Source data:
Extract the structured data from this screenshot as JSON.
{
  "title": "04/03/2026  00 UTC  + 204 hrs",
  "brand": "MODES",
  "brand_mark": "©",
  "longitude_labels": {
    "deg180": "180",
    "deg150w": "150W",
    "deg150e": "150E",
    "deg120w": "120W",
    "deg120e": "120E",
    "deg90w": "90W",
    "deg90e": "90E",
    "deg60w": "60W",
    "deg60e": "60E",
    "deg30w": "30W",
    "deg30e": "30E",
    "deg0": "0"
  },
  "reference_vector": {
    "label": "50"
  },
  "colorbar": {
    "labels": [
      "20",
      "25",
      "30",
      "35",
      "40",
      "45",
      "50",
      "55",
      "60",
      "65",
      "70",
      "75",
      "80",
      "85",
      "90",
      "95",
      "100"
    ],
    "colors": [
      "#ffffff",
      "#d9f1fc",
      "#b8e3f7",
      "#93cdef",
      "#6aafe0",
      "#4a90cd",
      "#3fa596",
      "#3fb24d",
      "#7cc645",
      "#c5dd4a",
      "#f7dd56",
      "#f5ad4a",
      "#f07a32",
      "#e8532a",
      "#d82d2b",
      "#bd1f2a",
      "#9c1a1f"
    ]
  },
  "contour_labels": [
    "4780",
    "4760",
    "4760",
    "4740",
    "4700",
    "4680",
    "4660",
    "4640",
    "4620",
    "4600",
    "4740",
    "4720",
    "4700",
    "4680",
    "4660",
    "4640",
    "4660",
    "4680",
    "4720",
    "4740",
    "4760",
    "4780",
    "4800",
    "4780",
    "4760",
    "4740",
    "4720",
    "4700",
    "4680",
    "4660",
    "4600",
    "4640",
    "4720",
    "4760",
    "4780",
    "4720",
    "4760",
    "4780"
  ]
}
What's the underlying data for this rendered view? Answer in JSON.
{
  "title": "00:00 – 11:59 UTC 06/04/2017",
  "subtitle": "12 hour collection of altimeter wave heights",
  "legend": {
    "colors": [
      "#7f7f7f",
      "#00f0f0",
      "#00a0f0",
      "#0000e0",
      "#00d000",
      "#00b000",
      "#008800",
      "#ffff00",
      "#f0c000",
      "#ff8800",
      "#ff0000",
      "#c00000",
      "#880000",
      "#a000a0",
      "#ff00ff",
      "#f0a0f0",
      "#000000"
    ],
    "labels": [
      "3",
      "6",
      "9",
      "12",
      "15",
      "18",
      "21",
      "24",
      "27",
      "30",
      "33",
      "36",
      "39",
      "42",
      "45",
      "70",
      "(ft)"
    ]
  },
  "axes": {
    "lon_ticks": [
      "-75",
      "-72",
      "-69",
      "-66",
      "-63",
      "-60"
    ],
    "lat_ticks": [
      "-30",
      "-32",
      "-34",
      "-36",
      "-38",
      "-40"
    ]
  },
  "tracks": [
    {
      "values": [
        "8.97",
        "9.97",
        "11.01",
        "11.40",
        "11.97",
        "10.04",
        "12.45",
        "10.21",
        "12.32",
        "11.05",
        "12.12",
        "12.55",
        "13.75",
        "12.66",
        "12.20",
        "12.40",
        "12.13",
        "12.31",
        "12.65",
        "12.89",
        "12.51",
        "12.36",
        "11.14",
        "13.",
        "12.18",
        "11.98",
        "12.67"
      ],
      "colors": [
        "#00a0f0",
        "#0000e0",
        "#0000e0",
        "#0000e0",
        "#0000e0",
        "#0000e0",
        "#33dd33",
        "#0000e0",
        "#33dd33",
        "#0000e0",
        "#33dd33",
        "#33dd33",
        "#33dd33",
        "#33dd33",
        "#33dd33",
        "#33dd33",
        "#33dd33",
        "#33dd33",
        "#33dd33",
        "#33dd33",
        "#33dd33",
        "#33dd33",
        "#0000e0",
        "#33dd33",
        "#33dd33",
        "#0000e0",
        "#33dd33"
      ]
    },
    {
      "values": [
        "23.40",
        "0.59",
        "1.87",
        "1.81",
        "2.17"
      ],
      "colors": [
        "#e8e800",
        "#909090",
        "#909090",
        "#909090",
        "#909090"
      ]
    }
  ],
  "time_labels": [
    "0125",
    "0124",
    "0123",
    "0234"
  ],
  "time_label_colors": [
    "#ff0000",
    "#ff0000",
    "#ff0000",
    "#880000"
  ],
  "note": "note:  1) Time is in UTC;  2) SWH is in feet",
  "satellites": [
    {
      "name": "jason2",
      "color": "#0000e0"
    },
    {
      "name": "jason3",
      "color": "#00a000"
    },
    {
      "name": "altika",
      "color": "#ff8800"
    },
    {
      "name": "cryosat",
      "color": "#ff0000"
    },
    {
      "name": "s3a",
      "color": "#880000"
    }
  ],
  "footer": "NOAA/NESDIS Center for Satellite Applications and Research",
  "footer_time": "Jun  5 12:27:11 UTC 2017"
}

Prompt:
The full set of records should be duplicated exactly.

In response:
Extract the structured data from this screenshot as JSON.
{
  "title": "04/03/2026  00 UTC  + 204 hrs",
  "brand": "MODES",
  "brand_mark": "©",
  "longitude_labels": {
    "deg180": "180",
    "deg150w": "150W",
    "deg150e": "150E",
    "deg120w": "120W",
    "deg120e": "120E",
    "deg90w": "90W",
    "deg90e": "90E",
    "deg60w": "60W",
    "deg60e": "60E",
    "deg30w": "30W",
    "deg30e": "30E",
    "deg0": "0"
  },
  "reference_vector": {
    "label": "50"
  },
  "colorbar": {
    "labels": [
      "20",
      "25",
      "30",
      "35",
      "40",
      "45",
      "50",
      "55",
      "60",
      "65",
      "70",
      "75",
      "80",
      "85",
      "90",
      "95",
      "100"
    ],
    "colors": [
      "#ffffff",
      "#d9f1fc",
      "#b8e3f7",
      "#93cdef",
      "#6aafe0",
      "#4a90cd",
      "#3fa596",
      "#3fb24d",
      "#7cc645",
      "#c5dd4a",
      "#f7dd56",
      "#f5ad4a",
      "#f07a32",
      "#e8532a",
      "#d82d2b",
      "#bd1f2a",
      "#9c1a1f"
    ]
  },
  "contour_labels": [
    "4780",
    "4760",
    "4760",
    "4740",
    "4700",
    "4680",
    "4660",
    "4640",
    "4620",
    "4600",
    "4740",
    "4720",
    "4700",
    "4680",
    "4660",
    "4640",
    "4660",
    "4680",
    "4720",
    "4740",
    "4760",
    "4780",
    "4800",
    "4780",
    "4760",
    "4740",
    "4720",
    "4700",
    "4680",
    "4660",
    "4600",
    "4640",
    "4720",
    "4760",
    "4780",
    "4720",
    "4760",
    "4780"
  ]
}
What's the underlying data for this rendered view? Answer in JSON.
{
  "title": "00:00 – 11:59 UTC 06/04/2017",
  "subtitle": "12 hour collection of altimeter wave heights",
  "legend": {
    "colors": [
      "#7f7f7f",
      "#00f0f0",
      "#00a0f0",
      "#0000e0",
      "#00d000",
      "#00b000",
      "#008800",
      "#ffff00",
      "#f0c000",
      "#ff8800",
      "#ff0000",
      "#c00000",
      "#880000",
      "#a000a0",
      "#ff00ff",
      "#f0a0f0",
      "#000000"
    ],
    "labels": [
      "3",
      "6",
      "9",
      "12",
      "15",
      "18",
      "21",
      "24",
      "27",
      "30",
      "33",
      "36",
      "39",
      "42",
      "45",
      "70",
      "(ft)"
    ]
  },
  "axes": {
    "lon_ticks": [
      "-75",
      "-72",
      "-69",
      "-66",
      "-63",
      "-60"
    ],
    "lat_ticks": [
      "-30",
      "-32",
      "-34",
      "-36",
      "-38",
      "-40"
    ]
  },
  "tracks": [
    {
      "values": [
        "8.97",
        "9.97",
        "11.01",
        "11.40",
        "11.97",
        "10.04",
        "12.45",
        "10.21",
        "12.32",
        "11.05",
        "12.12",
        "12.55",
        "13.75",
        "12.66",
        "12.20",
        "12.40",
        "12.13",
        "12.31",
        "12.65",
        "12.89",
        "12.51",
        "12.36",
        "11.14",
        "13.",
        "12.18",
        "11.98",
        "12.67"
      ],
      "colors": [
        "#00a0f0",
        "#0000e0",
        "#0000e0",
        "#0000e0",
        "#0000e0",
        "#0000e0",
        "#33dd33",
        "#0000e0",
        "#33dd33",
        "#0000e0",
        "#33dd33",
        "#33dd33",
        "#33dd33",
        "#33dd33",
        "#33dd33",
        "#33dd33",
        "#33dd33",
        "#33dd33",
        "#33dd33",
        "#33dd33",
        "#33dd33",
        "#33dd33",
        "#0000e0",
        "#33dd33",
        "#33dd33",
        "#0000e0",
        "#33dd33"
      ]
    },
    {
      "values": [
        "23.40",
        "0.59",
        "1.87",
        "1.81",
        "2.17"
      ],
      "colors": [
        "#e8e800",
        "#909090",
        "#909090",
        "#909090",
        "#909090"
      ]
    }
  ],
  "time_labels": [
    "0125",
    "0124",
    "0123",
    "0234"
  ],
  "time_label_colors": [
    "#ff0000",
    "#ff0000",
    "#ff0000",
    "#880000"
  ],
  "note": "note:  1) Time is in UTC;  2) SWH is in feet",
  "satellites": [
    {
      "name": "jason2",
      "color": "#0000e0"
    },
    {
      "name": "jason3",
      "color": "#00a000"
    },
    {
      "name": "altika",
      "color": "#ff8800"
    },
    {
      "name": "cryosat",
      "color": "#ff0000"
    },
    {
      "name": "s3a",
      "color": "#880000"
    }
  ],
  "footer": "NOAA/NESDIS Center for Satellite Applications and Research",
  "footer_time": "Jun  5 12:27:11 UTC 2017"
}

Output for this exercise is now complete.